== What you will do ==
Can you quote the records below in full, word for word?

***

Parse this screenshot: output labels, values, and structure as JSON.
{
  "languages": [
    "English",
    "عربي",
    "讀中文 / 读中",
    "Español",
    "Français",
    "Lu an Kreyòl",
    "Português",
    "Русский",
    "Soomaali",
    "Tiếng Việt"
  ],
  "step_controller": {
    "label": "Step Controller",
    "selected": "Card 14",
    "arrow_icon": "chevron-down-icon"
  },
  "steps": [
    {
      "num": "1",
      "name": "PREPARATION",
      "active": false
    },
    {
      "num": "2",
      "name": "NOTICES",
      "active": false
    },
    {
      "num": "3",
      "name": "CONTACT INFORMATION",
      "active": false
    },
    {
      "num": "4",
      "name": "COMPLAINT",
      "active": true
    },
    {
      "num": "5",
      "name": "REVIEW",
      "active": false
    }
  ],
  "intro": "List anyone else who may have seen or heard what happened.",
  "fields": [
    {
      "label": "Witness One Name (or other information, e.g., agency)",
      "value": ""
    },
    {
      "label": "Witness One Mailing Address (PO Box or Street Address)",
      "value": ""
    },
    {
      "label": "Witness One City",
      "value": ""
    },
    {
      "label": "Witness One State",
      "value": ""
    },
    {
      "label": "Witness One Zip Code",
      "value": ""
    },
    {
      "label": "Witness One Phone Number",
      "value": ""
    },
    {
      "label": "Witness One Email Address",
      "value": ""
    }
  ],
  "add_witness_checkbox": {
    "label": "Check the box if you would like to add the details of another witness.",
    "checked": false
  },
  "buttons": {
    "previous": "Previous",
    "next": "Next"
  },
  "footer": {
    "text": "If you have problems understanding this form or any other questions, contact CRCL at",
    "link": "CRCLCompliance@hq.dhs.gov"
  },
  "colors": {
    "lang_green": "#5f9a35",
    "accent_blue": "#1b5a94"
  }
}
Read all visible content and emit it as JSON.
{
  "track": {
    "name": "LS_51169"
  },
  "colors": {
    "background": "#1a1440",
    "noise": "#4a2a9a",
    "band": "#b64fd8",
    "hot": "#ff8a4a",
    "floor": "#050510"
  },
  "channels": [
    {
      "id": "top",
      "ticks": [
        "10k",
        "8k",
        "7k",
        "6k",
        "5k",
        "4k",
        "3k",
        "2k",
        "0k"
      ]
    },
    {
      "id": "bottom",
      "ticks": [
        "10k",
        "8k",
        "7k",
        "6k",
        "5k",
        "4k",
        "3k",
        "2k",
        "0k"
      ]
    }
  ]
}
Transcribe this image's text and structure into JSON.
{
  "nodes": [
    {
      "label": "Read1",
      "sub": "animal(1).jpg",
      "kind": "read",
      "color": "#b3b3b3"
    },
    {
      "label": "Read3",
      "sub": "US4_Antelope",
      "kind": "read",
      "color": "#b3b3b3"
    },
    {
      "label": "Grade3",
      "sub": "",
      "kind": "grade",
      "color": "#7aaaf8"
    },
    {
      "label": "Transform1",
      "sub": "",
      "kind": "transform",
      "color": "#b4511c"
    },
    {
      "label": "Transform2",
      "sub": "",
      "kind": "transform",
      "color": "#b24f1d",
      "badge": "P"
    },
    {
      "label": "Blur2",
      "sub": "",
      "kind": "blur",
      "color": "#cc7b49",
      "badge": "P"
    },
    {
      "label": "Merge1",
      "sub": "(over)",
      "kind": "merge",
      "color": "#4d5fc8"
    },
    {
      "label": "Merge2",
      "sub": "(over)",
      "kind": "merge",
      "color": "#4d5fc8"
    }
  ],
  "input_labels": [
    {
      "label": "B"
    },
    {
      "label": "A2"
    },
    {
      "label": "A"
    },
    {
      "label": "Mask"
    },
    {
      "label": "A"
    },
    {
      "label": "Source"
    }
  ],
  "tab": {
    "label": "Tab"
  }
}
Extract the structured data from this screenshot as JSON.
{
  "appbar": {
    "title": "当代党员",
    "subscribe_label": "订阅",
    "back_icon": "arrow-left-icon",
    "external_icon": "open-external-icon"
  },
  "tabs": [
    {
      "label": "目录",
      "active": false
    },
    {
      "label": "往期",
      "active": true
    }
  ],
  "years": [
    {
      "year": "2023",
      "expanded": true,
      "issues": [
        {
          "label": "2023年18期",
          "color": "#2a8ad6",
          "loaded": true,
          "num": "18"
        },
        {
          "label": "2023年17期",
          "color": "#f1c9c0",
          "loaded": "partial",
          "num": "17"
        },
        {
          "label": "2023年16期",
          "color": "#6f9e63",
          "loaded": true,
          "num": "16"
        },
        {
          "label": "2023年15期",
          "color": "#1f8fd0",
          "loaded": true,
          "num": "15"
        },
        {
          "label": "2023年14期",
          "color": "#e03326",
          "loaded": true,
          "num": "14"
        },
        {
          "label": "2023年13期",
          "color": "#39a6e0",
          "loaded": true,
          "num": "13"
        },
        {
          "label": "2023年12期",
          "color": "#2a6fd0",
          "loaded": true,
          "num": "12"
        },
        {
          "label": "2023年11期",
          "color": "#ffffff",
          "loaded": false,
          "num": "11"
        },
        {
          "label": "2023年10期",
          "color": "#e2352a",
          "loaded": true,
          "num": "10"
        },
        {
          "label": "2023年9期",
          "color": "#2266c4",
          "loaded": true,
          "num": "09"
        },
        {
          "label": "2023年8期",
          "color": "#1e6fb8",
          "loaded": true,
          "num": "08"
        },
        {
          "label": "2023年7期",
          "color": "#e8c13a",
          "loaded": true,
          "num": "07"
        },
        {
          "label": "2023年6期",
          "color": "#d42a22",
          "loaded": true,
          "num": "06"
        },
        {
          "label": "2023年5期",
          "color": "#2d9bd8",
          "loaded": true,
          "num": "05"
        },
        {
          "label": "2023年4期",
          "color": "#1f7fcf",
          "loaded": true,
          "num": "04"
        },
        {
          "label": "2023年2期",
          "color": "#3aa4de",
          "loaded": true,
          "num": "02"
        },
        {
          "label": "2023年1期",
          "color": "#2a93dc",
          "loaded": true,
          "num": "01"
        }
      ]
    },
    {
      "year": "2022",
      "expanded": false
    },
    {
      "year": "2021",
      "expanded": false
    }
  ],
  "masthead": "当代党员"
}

***

== Expected answer ==
Parse this screenshot: output labels, values, and structure as JSON.
{
  "languages": [
    "English",
    "عربي",
    "讀中文 / 读中",
    "Español",
    "Français",
    "Lu an Kreyòl",
    "Português",
    "Русский",
    "Soomaali",
    "Tiếng Việt"
  ],
  "step_controller": {
    "label": "Step Controller",
    "selected": "Card 14",
    "arrow_icon": "chevron-down-icon"
  },
  "steps": [
    {
      "num": "1",
      "name": "PREPARATION",
      "active": false
    },
    {
      "num": "2",
      "name": "NOTICES",
      "active": false
    },
    {
      "num": "3",
      "name": "CONTACT INFORMATION",
      "active": false
    },
    {
      "num": "4",
      "name": "COMPLAINT",
      "active": true
    },
    {
      "num": "5",
      "name": "REVIEW",
      "active": false
    }
  ],
  "intro": "List anyone else who may have seen or heard what happened.",
  "fields": [
    {
      "label": "Witness One Name (or other information, e.g., agency)",
      "value": ""
    },
    {
      "label": "Witness One Mailing Address (PO Box or Street Address)",
      "value": ""
    },
    {
      "label": "Witness One City",
      "value": ""
    },
    {
      "label": "Witness One State",
      "value": ""
    },
    {
      "label": "Witness One Zip Code",
      "value": ""
    },
    {
      "label": "Witness One Phone Number",
      "value": ""
    },
    {
      "label": "Witness One Email Address",
      "value": ""
    }
  ],
  "add_witness_checkbox": {
    "label": "Check the box if you would like to add the details of another witness.",
    "checked": false
  },
  "buttons": {
    "previous": "Previous",
    "next": "Next"
  },
  "footer": {
    "text": "If you have problems understanding this form or any other questions, contact CRCL at",
    "link": "CRCLCompliance@hq.dhs.gov"
  },
  "colors": {
    "lang_green": "#5f9a35",
    "accent_blue": "#1b5a94"
  }
}
Read all visible content and emit it as JSON.
{
  "track": {
    "name": "LS_51169"
  },
  "colors": {
    "background": "#1a1440",
    "noise": "#4a2a9a",
    "band": "#b64fd8",
    "hot": "#ff8a4a",
    "floor": "#050510"
  },
  "channels": [
    {
      "id": "top",
      "ticks": [
        "10k",
        "8k",
        "7k",
        "6k",
        "5k",
        "4k",
        "3k",
        "2k",
        "0k"
      ]
    },
    {
      "id": "bottom",
      "ticks": [
        "10k",
        "8k",
        "7k",
        "6k",
        "5k",
        "4k",
        "3k",
        "2k",
        "0k"
      ]
    }
  ]
}
Transcribe this image's text and structure into JSON.
{
  "nodes": [
    {
      "label": "Read1",
      "sub": "animal(1).jpg",
      "kind": "read",
      "color": "#b3b3b3"
    },
    {
      "label": "Read3",
      "sub": "US4_Antelope",
      "kind": "read",
      "color": "#b3b3b3"
    },
    {
      "label": "Grade3",
      "sub": "",
      "kind": "grade",
      "color": "#7aaaf8"
    },
    {
      "label": "Transform1",
      "sub": "",
      "kind": "transform",
      "color": "#b4511c"
    },
    {
      "label": "Transform2",
      "sub": "",
      "kind": "transform",
      "color": "#b24f1d",
      "badge": "P"
    },
    {
      "label": "Blur2",
      "sub": "",
      "kind": "blur",
      "color": "#cc7b49",
      "badge": "P"
    },
    {
      "label": "Merge1",
      "sub": "(over)",
      "kind": "merge",
      "color": "#4d5fc8"
    },
    {
      "label": "Merge2",
      "sub": "(over)",
      "kind": "merge",
      "color": "#4d5fc8"
    }
  ],
  "input_labels": [
    {
      "label": "B"
    },
    {
      "label": "A2"
    },
    {
      "label": "A"
    },
    {
      "label": "Mask"
    },
    {
      "label": "A"
    },
    {
      "label": "Source"
    }
  ],
  "tab": {
    "label": "Tab"
  }
}
Extract the structured data from this screenshot as JSON.
{
  "appbar": {
    "title": "当代党员",
    "subscribe_label": "订阅",
    "back_icon": "arrow-left-icon",
    "external_icon": "open-external-icon"
  },
  "tabs": [
    {
      "label": "目录",
      "active": false
    },
    {
      "label": "往期",
      "active": true
    }
  ],
  "years": [
    {
      "year": "2023",
      "expanded": true,
      "issues": [
        {
          "label": "2023年18期",
          "color": "#2a8ad6",
          "loaded": true,
          "num": "18"
        },
        {
          "label": "2023年17期",
          "color": "#f1c9c0",
          "loaded": "partial",
          "num": "17"
        },
        {
          "label": "2023年16期",
          "color": "#6f9e63",
          "loaded": true,
          "num": "16"
        },
        {
          "label": "2023年15期",
          "color": "#1f8fd0",
          "loaded": true,
          "num": "15"
        },
        {
          "label": "2023年14期",
          "color": "#e03326",
          "loaded": true,
          "num": "14"
        },
        {
          "label": "2023年13期",
          "color": "#39a6e0",
          "loaded": true,
          "num": "13"
        },
        {
          "label": "2023年12期",
          "color": "#2a6fd0",
          "loaded": true,
          "num": "12"
        },
        {
          "label": "2023年11期",
          "color": "#ffffff",
          "loaded": false,
          "num": "11"
        },
        {
          "label": "2023年10期",
          "color": "#e2352a",
          "loaded": true,
          "num": "10"
        },
        {
          "label": "2023年9期",
          "color": "#2266c4",
          "loaded": true,
          "num": "09"
        },
        {
          "label": "2023年8期",
          "color": "#1e6fb8",
          "loaded": true,
          "num": "08"
        },
        {
          "label": "2023年7期",
          "color": "#e8c13a",
          "loaded": true,
          "num": "07"
        },
        {
          "label": "2023年6期",
          "color": "#d42a22",
          "loaded": true,
          "num": "06"
        },
        {
          "label": "2023年5期",
          "color": "#2d9bd8",
          "loaded": true,
          "num": "05"
        },
        {
          "label": "2023年4期",
          "color": "#1f7fcf",
          "loaded": true,
          "num": "04"
        },
        {
          "label": "2023年2期",
          "color": "#3aa4de",
          "loaded": true,
          "num": "02"
        },
        {
          "label": "2023年1期",
          "color": "#2a93dc",
          "loaded": true,
          "num": "01"
        }
      ]
    },
    {
      "year": "2022",
      "expanded": false
    },
    {
      "year": "2021",
      "expanded": false
    }
  ],
  "masthead": "当代党员"
}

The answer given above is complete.